» Working data

· · · · · · ·

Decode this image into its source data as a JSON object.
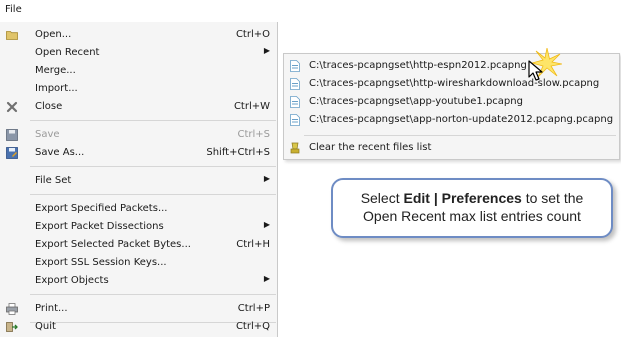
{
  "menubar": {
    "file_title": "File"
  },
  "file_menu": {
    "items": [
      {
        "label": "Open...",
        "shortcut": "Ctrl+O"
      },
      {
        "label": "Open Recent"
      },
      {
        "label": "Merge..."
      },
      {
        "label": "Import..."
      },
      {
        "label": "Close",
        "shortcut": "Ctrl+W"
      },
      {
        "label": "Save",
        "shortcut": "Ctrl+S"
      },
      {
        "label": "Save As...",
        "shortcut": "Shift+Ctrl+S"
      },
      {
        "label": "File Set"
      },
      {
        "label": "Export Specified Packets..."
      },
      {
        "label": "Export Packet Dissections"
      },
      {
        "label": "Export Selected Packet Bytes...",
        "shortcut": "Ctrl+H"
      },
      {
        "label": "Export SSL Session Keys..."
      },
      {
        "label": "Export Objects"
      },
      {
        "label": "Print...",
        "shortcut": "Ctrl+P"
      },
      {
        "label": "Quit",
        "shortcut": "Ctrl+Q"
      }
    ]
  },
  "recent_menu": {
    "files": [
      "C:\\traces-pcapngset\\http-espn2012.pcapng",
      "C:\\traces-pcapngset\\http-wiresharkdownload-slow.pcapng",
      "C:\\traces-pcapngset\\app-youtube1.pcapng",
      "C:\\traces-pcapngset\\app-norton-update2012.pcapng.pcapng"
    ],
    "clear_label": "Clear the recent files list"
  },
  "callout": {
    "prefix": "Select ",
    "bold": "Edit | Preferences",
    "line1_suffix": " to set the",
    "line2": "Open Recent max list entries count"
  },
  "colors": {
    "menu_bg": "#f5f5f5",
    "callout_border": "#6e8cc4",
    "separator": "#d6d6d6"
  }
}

· · · · · · ·

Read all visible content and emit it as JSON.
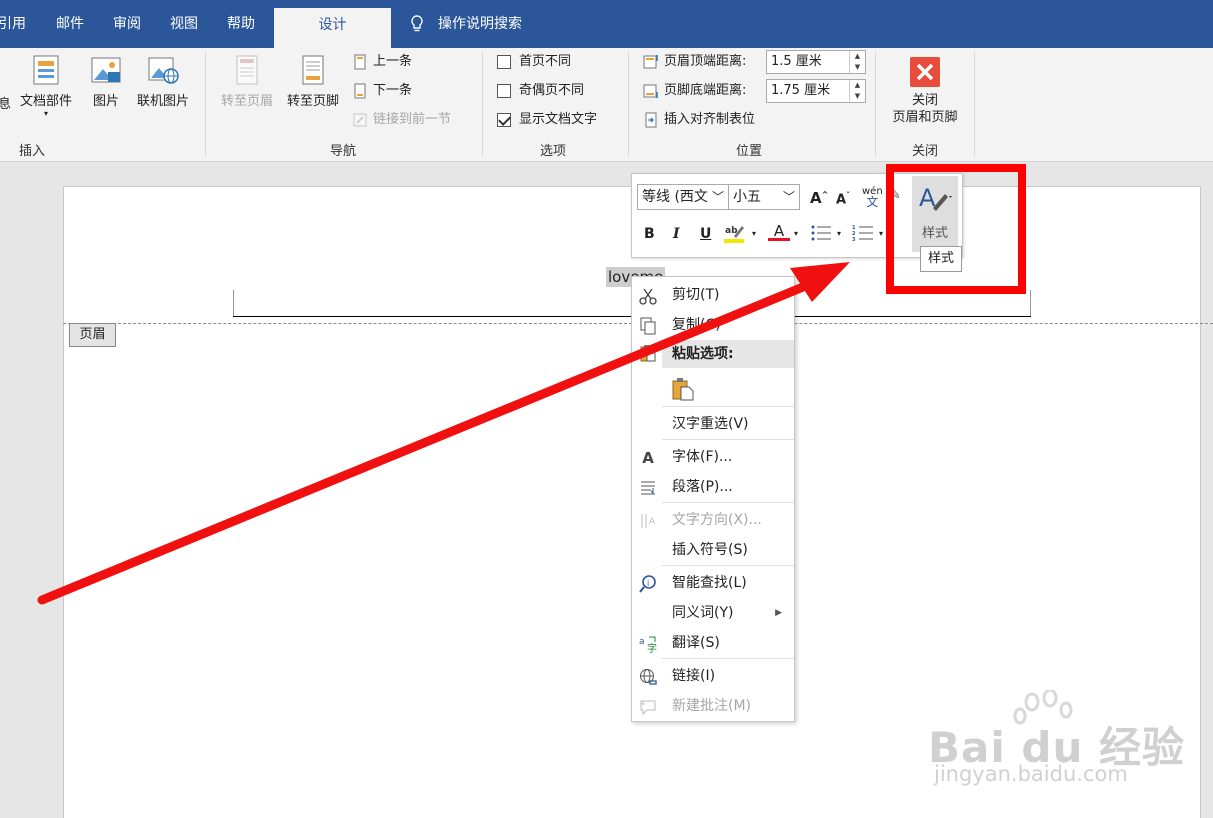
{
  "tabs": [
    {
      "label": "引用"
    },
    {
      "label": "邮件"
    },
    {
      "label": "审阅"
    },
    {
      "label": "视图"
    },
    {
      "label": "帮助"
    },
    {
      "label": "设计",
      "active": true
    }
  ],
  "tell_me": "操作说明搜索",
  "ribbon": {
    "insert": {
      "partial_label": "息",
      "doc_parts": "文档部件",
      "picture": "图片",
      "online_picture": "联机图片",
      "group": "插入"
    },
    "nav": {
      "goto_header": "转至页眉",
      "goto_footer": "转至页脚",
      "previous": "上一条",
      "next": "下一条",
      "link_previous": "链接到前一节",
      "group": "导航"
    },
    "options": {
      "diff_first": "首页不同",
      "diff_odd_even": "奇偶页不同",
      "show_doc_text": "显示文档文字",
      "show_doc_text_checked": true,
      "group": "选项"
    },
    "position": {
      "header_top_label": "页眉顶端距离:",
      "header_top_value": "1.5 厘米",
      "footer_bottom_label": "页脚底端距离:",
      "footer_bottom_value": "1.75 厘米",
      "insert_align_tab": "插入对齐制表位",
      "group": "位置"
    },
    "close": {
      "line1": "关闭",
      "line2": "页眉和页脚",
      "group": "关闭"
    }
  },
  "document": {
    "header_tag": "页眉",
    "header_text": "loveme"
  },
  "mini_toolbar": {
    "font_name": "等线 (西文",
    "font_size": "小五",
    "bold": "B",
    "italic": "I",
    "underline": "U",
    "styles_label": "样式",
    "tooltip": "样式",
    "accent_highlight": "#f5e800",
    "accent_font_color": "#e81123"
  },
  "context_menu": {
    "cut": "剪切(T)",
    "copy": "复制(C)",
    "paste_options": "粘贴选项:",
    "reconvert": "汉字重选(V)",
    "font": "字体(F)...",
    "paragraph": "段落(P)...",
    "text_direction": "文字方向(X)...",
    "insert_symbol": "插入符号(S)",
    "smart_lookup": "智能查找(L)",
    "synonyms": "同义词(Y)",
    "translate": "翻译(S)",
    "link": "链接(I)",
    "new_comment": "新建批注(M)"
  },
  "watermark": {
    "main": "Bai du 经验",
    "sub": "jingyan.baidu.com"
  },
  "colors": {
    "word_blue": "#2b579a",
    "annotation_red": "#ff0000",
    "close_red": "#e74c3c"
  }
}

· · · · · · ·

» What is needed
Filter the listing above by the word "Ctrl"; copy each line that passes.

» Written solution
        "shortcut": "Ctrl+O"
        "shortcut": "Ctrl+W"
        "shortcut": "Ctrl+S"
        "shortcut": "Shift+Ctrl+S"
        "shortcut": "Ctrl+H"
        "shortcut": "Ctrl+P"
        "shortcut": "Ctrl+Q"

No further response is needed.